What you have to do >> Using the listing below, select the lines with the word "icon" and copy them.

Entries provided >>

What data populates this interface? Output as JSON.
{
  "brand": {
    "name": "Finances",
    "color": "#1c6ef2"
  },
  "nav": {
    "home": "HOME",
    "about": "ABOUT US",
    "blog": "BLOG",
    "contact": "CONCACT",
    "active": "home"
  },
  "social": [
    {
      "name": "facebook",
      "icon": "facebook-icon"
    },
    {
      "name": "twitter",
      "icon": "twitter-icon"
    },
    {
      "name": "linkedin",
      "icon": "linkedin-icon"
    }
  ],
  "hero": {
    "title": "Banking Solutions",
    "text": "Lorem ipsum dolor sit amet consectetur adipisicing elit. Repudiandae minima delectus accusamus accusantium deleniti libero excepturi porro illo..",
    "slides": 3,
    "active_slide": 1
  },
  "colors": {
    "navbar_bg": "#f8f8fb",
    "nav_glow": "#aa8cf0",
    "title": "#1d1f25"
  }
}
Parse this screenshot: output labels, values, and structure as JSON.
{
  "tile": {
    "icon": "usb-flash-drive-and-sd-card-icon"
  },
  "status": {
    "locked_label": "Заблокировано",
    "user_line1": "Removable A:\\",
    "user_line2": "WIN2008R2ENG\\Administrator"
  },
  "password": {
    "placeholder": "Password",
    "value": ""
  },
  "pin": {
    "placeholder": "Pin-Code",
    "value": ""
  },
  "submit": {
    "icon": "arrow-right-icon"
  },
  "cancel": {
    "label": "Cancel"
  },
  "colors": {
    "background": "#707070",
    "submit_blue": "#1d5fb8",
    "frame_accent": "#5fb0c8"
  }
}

Final answer >>
      "icon": "facebook-icon"
      "icon": "twitter-icon"
      "icon": "linkedin-icon"
    "icon": "usb-flash-drive-and-sd-card-icon"
    "icon": "arrow-right-icon"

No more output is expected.